— Consegna —
Per favore, riscrivi il brano citato da "E da milanello" fino a "emamilan99 (2 Novembre 2021)" compreso, rinominando "spogliatoio" in "centro sportivo".

— Brano citato —
:::::
# Rebic forse per il derby. Messias e Florenzi..



## admin (2 Novembre 2021)

Come riportato da TS in edicola, Rebic è ancora alle prese con il problema fisico che lo sta costringendo a lavorare a parte. Proverà ad esserci per il derby. forse. Florenzi e Messias potrebbero rientrare per il derby o al più tardi la settimana della sosta.


----------



## SoloMVB (2 Novembre 2021)

Peccato davvero,Rebic è il classico uomo che in un derby lo vorrei sempre,ma è anche uno che per rendere deve avere la condizione al top,e non ci siamo.


----------



## Milanforever26 (2 Novembre 2021)

SoloMVB ha scritto:


> Peccato davvero,Rebic è il classico uomo che in un derby lo vorrei sempre,ma è anche uno che per rendere deve avere la condizione al top,e non ci siamo.


Mi basterebbe poterlo portare almeno in panchina


----------



## diavoloINme (2 Novembre 2021)

admin ha scritto:


> Come riportato da TS in edicola, Rebic è ancora alle prese con il problema fisico che lo sta costringendo a lavorare a parte. Proverà ad esserci per il derby. forse. Florenzi e Messias potrebbero rientrare per il derby o al più tardi la settimana della sosta.


Inizio a credere che la non-comunicazione sulla questione infortunati in dirigenza la usino per avere sempre la certezza che il gruppo sia unito come un 'pugnettone' di amici, come si suol dire.

E' un'idea che mi gira in testa da un pò di tempo.
E da milanello non esce uno spiffero.

E' una strategia che ho usato anche io, nel mio piccolo, per avere la certezza che ciò che nasce nello spogliatoio muore nello spogliatoio.
Metodo eccellente per stanare talpe o chi rema contro.


----------



## emamilan99 (2 Novembre 2021)

admin ha scritto:


> Come riportato da TS in edicola, Rebic è ancora alle prese con il problema fisico che lo sta costringendo a lavorare a parte. Proverà ad esserci per il derby. forse. Florenzi e Messias potrebbero rientrare per il derby o al più tardi la settimana della sosta.


tranquilli, non c'è fretta.. leao e saelemaekers stanno solamente giocando da 1 mese tutte le partite, cosa vuoi che sia altri 180 minuti di fila


----------



## 7AlePato7 (2 Novembre 2021)

admin ha scritto:


> Come riportato da TS in edicola, Rebic è ancora alle prese con il problema fisico che lo sta costringendo a lavorare a parte. Proverà ad esserci per il derby. forse. Florenzi e Messias potrebbero rientrare per il derby o al più tardi la settimana della sosta.
:::::
— Dati forniti —
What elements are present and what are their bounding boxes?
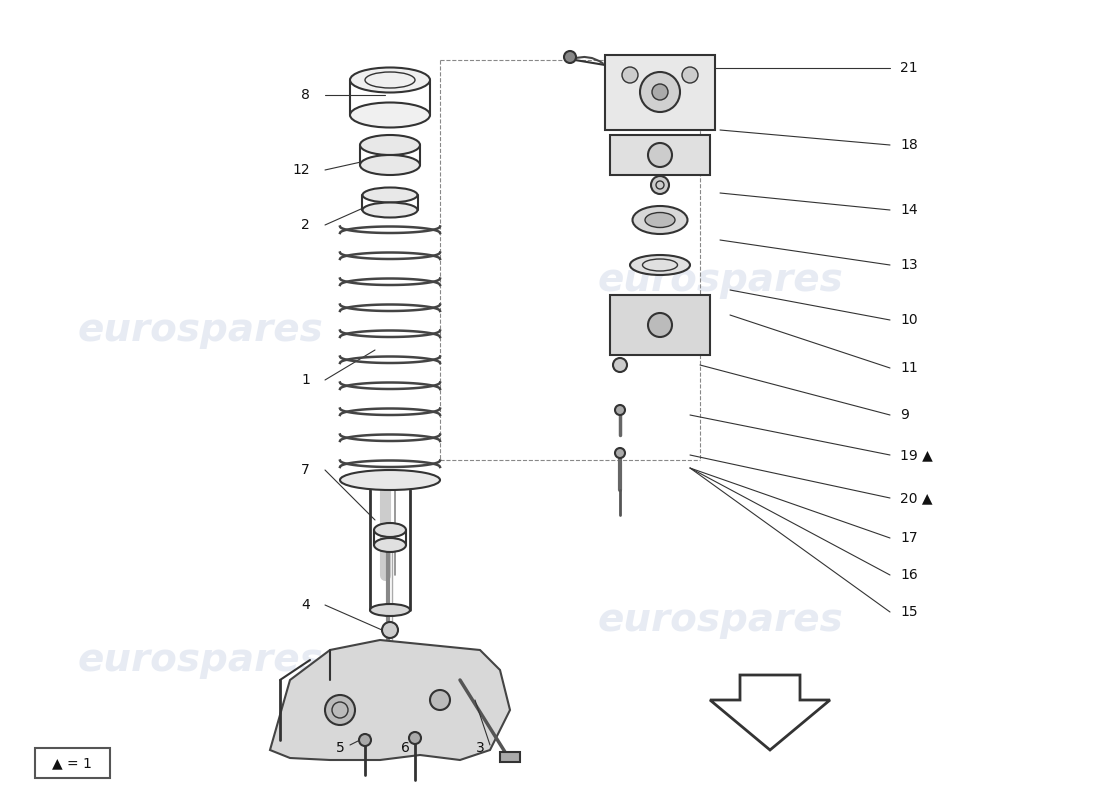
Circle shape — [648, 313, 672, 337]
Circle shape — [652, 84, 668, 100]
Circle shape — [621, 67, 638, 83]
Circle shape — [682, 67, 698, 83]
Text: 8: 8 — [301, 88, 310, 102]
Ellipse shape — [374, 523, 406, 537]
Text: 12: 12 — [293, 163, 310, 177]
Circle shape — [382, 622, 398, 638]
Circle shape — [409, 732, 421, 744]
Circle shape — [615, 405, 625, 415]
Ellipse shape — [360, 135, 420, 155]
Circle shape — [640, 72, 680, 112]
Circle shape — [359, 734, 371, 746]
Text: 4: 4 — [301, 598, 310, 612]
Text: eurospares: eurospares — [77, 311, 323, 349]
Circle shape — [651, 176, 669, 194]
Ellipse shape — [363, 187, 418, 202]
Text: 11: 11 — [900, 361, 917, 375]
Ellipse shape — [632, 206, 688, 234]
Text: 15: 15 — [900, 605, 917, 619]
Bar — [610, 135, 710, 175]
Text: eurospares: eurospares — [77, 641, 323, 679]
Text: 2: 2 — [301, 218, 310, 232]
Text: 6: 6 — [402, 741, 410, 755]
Ellipse shape — [350, 102, 430, 127]
Bar — [35, 748, 110, 778]
Text: 7: 7 — [301, 463, 310, 477]
Text: eurospares: eurospares — [597, 601, 843, 639]
Text: 1: 1 — [301, 373, 310, 387]
Text: 10: 10 — [900, 313, 917, 327]
Text: eurospares: eurospares — [597, 261, 843, 299]
Circle shape — [564, 51, 576, 63]
Text: 5: 5 — [337, 741, 345, 755]
Ellipse shape — [374, 538, 406, 552]
Text: 13: 13 — [900, 258, 917, 272]
Text: 18: 18 — [900, 138, 917, 152]
Ellipse shape — [370, 604, 410, 616]
Text: 9: 9 — [900, 408, 909, 422]
Ellipse shape — [630, 255, 690, 275]
Polygon shape — [270, 640, 510, 760]
Bar — [610, 295, 710, 355]
Text: 20 ▲: 20 ▲ — [900, 491, 933, 505]
Bar — [500, 752, 520, 762]
Bar — [605, 55, 715, 130]
Circle shape — [324, 695, 355, 725]
Text: 14: 14 — [900, 203, 917, 217]
Text: 17: 17 — [900, 531, 917, 545]
Ellipse shape — [360, 155, 420, 175]
Text: 16: 16 — [900, 568, 917, 582]
Text: 21: 21 — [900, 61, 917, 75]
Ellipse shape — [350, 67, 430, 93]
Text: 19 ▲: 19 ▲ — [900, 448, 933, 462]
Circle shape — [648, 143, 672, 167]
Circle shape — [615, 448, 625, 458]
Text: ▲ = 1: ▲ = 1 — [52, 756, 92, 770]
Text: 3: 3 — [476, 741, 485, 755]
Circle shape — [430, 690, 450, 710]
Ellipse shape — [363, 202, 418, 218]
Ellipse shape — [340, 470, 440, 490]
Ellipse shape — [645, 213, 675, 227]
Circle shape — [613, 358, 627, 372]
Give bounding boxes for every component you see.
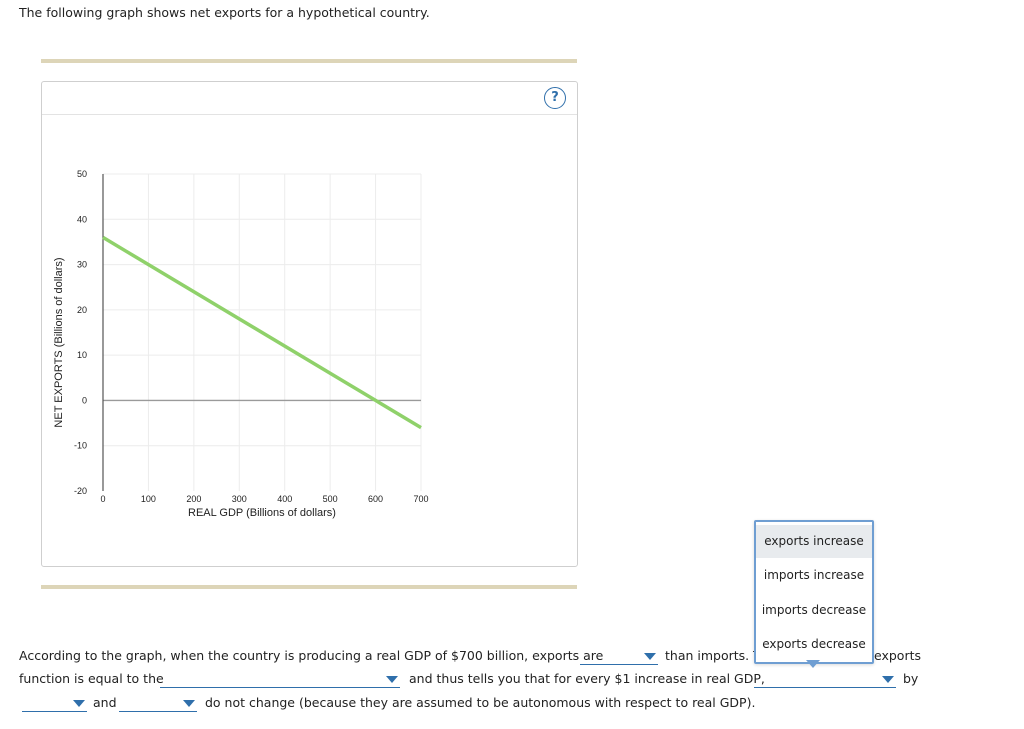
menu-pointer <box>806 660 820 668</box>
change-amount-dropdown[interactable] <box>22 695 87 712</box>
x-tick-label: 300 <box>232 494 247 504</box>
divider-bottom <box>41 585 577 589</box>
constant-components-dropdown[interactable] <box>119 695 197 712</box>
y-axis-title: NET EXPORTS (Billions of dollars) <box>53 257 65 427</box>
help-icon[interactable]: ? <box>544 87 566 109</box>
question-line2-mid: and thus tells you that for every $1 inc… <box>409 671 765 686</box>
question-line3-end: do not change (because they are assumed … <box>205 695 756 710</box>
menu-item-imports-increase[interactable]: imports increase <box>763 568 865 582</box>
net-exports-chart: 0 100 200 300 400 500 600 70050403020100-10-20R… <box>53 169 429 519</box>
dropdown-menu: exports increase imports increase import… <box>754 520 874 664</box>
y-tick-label: -20 <box>74 486 87 496</box>
chevron-down-icon <box>183 700 195 707</box>
chevron-down-icon <box>644 653 656 660</box>
menu-item-exports-increase[interactable]: exports increase <box>756 525 872 558</box>
x-axis-title: REAL GDP (Billions of dollars) <box>188 507 336 519</box>
menu-item-exports-decrease[interactable]: exports decrease <box>762 637 866 651</box>
x-tick-label: 500 <box>323 494 338 504</box>
y-tick-label: -10 <box>74 441 87 451</box>
x-tick-label: 100 <box>141 494 156 504</box>
chevron-down-icon <box>73 700 85 707</box>
divider-top <box>41 59 577 63</box>
question-line2-end: by <box>903 671 919 686</box>
y-tick-label: 10 <box>77 350 87 360</box>
question-line1-start: According to the graph, when the country… <box>19 648 604 663</box>
panel-header-line <box>42 114 577 115</box>
question-line3-mid: and <box>93 695 117 710</box>
net-exports-change-dropdown[interactable] <box>754 671 896 688</box>
chevron-down-icon <box>386 676 398 683</box>
x-tick-label: 400 <box>277 494 292 504</box>
y-tick-label: 40 <box>77 214 87 224</box>
x-tick-label: 600 <box>368 494 383 504</box>
y-tick-label: 20 <box>77 305 87 315</box>
x-tick-label: 700 <box>413 494 428 504</box>
question-line2-start: function is equal to the <box>19 671 164 686</box>
y-tick-label: 50 <box>77 169 87 179</box>
menu-item-imports-decrease[interactable]: imports decrease <box>761 603 867 617</box>
intro-text: The following graph shows net exports fo… <box>19 5 430 20</box>
graph-panel: ? 0 100 200 300 400 500 600 700 50 40 30 20 10 0 -10 -2… <box>41 81 578 567</box>
y-tick-label: 0 <box>82 395 87 405</box>
x-tick-label: 0 <box>100 494 105 504</box>
chevron-down-icon <box>882 676 894 683</box>
question-line1-mid: than imports. T <box>665 648 761 663</box>
x-tick-label: 200 <box>186 494 201 504</box>
exports-comparison-dropdown[interactable] <box>580 648 658 665</box>
net-exports-line <box>102 235 422 430</box>
y-tick-label: 30 <box>77 260 87 270</box>
question-line1-end: exports <box>874 648 922 663</box>
function-slope-dropdown[interactable] <box>160 671 400 688</box>
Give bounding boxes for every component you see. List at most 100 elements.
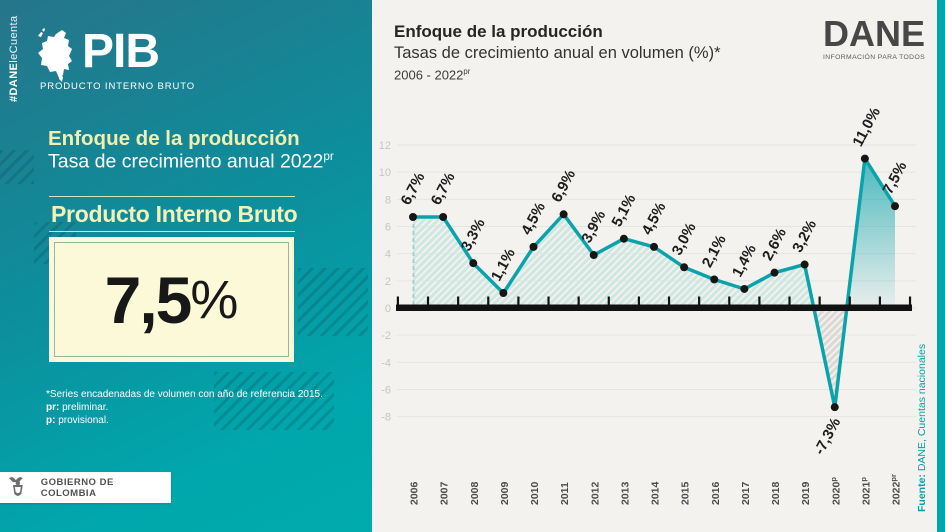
:::::
— Soluzione —
E da milanello non esce uno spiffero.

E' una strategia che ho usato anche io, nel mio piccolo, per avere la certezza che ciò che nasce nello centro sportivo muore nello centro sportivo.
Metodo eccellente per stanare talpe o chi rema contro.


----------



## emamilan99 (2 Novembre 2021)